▶ _Collected data_
----
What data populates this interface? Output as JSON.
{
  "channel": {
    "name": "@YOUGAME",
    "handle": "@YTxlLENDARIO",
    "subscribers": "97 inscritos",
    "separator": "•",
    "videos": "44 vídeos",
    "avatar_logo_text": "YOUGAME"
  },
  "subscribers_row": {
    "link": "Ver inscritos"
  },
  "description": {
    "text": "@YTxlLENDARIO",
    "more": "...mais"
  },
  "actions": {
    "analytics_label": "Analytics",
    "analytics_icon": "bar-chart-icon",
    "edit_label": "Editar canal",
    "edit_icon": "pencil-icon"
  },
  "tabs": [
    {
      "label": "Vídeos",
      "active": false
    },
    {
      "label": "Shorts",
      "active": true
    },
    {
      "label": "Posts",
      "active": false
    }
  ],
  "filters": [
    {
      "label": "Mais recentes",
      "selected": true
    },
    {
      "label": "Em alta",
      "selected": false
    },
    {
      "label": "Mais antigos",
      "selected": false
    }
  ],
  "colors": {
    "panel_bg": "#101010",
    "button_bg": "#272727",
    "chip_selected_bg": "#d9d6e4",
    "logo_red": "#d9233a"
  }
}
----
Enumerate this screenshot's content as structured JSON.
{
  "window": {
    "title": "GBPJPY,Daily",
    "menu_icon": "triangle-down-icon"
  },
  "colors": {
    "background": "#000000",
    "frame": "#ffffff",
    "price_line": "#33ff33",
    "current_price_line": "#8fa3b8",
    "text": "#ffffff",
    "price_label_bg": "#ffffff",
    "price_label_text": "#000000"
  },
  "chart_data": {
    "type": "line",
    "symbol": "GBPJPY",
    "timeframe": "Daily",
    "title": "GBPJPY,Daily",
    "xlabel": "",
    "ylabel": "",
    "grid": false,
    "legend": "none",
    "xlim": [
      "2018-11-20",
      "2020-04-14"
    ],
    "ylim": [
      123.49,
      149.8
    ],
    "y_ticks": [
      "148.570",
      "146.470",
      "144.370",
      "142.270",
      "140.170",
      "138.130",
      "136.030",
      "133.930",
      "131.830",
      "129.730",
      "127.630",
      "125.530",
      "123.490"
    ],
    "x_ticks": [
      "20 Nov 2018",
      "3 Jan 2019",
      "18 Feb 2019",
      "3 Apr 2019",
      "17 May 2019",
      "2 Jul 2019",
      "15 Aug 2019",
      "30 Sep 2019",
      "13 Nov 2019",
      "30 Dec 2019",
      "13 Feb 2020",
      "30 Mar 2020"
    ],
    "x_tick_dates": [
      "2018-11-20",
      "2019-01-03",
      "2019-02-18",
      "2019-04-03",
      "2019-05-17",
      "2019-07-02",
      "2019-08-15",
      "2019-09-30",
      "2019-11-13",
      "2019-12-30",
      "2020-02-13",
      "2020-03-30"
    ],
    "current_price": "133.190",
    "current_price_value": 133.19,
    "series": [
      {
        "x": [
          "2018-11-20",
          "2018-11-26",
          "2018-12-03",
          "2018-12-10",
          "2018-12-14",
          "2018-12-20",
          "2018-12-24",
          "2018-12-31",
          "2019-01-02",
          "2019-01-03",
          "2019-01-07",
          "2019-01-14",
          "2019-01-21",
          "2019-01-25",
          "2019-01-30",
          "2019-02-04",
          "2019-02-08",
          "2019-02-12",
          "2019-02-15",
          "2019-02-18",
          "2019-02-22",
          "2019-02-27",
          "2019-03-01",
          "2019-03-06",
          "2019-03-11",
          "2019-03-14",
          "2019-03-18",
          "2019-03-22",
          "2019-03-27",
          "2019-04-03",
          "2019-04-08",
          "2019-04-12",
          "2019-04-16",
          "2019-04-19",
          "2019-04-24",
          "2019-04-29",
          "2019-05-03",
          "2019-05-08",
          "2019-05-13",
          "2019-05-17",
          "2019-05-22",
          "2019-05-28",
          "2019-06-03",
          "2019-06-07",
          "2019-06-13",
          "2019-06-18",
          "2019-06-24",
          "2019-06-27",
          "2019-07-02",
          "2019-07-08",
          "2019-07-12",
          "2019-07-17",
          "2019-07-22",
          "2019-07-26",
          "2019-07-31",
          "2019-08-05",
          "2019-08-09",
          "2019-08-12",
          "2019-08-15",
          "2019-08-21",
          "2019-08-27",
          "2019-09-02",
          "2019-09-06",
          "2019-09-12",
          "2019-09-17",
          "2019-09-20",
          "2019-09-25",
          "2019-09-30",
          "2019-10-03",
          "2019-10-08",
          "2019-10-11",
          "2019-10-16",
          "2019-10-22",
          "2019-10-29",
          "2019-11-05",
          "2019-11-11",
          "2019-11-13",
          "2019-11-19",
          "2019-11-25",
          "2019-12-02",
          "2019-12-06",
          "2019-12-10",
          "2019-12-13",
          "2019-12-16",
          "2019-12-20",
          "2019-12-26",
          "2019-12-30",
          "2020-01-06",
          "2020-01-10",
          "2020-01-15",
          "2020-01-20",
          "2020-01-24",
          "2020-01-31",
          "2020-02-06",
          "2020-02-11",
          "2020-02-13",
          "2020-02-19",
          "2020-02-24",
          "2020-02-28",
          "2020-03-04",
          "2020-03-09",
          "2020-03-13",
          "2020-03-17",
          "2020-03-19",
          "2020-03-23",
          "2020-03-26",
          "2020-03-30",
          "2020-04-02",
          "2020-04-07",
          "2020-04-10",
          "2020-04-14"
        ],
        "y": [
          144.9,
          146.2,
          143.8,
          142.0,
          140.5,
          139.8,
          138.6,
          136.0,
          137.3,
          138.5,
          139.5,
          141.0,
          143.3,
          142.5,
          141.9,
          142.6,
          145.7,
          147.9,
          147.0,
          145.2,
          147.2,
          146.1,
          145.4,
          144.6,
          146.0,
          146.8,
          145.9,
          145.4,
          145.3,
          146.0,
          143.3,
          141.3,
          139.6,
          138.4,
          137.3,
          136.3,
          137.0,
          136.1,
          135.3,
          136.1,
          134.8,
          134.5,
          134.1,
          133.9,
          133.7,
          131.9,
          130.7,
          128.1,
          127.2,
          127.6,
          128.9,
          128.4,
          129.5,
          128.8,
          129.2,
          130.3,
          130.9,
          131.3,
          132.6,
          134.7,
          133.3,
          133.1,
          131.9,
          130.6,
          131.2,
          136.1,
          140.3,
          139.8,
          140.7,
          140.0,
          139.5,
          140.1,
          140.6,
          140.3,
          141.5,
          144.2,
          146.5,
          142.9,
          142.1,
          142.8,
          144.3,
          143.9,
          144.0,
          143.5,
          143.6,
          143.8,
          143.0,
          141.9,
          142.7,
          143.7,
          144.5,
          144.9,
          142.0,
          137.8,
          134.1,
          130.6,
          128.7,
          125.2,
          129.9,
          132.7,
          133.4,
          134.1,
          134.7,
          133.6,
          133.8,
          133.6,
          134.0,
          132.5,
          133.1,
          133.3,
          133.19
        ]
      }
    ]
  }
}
----
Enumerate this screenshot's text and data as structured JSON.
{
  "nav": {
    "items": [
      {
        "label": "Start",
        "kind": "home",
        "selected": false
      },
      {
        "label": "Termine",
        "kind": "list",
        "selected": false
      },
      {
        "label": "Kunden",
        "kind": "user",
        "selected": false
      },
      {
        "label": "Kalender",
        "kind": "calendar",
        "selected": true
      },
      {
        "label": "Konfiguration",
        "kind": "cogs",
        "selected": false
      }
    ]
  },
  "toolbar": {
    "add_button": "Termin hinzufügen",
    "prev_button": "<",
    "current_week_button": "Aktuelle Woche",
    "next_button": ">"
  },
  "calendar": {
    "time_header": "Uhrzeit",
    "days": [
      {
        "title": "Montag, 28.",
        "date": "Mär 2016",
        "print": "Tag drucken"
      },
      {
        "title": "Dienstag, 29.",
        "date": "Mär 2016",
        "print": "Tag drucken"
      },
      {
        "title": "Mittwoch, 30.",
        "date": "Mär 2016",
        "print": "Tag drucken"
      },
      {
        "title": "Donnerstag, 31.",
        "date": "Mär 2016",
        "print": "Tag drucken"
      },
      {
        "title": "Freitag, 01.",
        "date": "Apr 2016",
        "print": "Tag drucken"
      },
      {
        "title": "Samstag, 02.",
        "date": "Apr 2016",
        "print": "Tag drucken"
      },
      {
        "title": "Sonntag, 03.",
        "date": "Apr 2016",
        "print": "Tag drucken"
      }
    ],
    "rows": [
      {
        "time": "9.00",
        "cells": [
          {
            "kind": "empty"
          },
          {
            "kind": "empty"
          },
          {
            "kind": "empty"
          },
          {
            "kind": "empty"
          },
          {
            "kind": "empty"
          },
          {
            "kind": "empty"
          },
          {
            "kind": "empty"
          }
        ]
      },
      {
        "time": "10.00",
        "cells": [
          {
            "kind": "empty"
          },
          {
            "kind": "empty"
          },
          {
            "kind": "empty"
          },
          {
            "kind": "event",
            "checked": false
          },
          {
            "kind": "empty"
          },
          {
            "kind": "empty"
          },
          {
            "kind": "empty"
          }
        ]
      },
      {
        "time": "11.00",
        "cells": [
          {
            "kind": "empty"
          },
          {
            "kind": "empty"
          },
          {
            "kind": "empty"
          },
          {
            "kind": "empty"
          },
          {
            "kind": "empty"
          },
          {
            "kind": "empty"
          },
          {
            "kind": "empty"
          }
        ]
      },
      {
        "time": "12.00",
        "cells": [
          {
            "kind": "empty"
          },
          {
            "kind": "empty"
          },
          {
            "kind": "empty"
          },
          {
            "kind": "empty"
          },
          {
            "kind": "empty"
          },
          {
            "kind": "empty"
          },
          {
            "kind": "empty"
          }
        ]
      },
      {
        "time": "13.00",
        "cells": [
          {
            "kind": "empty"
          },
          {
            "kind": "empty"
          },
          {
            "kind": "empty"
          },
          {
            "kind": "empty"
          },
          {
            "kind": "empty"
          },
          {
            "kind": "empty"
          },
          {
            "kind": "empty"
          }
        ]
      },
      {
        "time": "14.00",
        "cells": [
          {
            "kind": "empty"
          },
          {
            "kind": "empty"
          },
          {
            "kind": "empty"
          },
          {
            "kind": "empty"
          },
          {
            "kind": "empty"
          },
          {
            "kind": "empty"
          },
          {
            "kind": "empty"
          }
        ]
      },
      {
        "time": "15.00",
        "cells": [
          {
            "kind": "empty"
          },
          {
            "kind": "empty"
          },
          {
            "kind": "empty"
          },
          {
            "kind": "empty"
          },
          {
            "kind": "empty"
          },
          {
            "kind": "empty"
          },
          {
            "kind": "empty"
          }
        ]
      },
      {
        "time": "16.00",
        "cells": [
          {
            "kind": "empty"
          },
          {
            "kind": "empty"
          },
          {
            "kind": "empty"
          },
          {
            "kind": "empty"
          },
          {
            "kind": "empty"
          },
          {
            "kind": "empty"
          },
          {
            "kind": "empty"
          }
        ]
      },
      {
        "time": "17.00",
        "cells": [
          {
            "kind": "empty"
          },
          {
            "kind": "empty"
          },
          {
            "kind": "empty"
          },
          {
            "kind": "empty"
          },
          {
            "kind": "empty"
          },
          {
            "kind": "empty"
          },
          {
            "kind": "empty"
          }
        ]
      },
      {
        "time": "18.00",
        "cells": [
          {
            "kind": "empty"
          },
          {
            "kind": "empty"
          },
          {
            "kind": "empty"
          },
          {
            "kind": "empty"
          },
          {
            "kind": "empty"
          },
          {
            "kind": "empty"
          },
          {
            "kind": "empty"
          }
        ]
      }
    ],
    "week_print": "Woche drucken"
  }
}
----
Write out every line from the entries where "Enumerate" appears.

Enumerate this screenshot's content as structured JSON.
Enumerate this screenshot's text and data as structured JSON.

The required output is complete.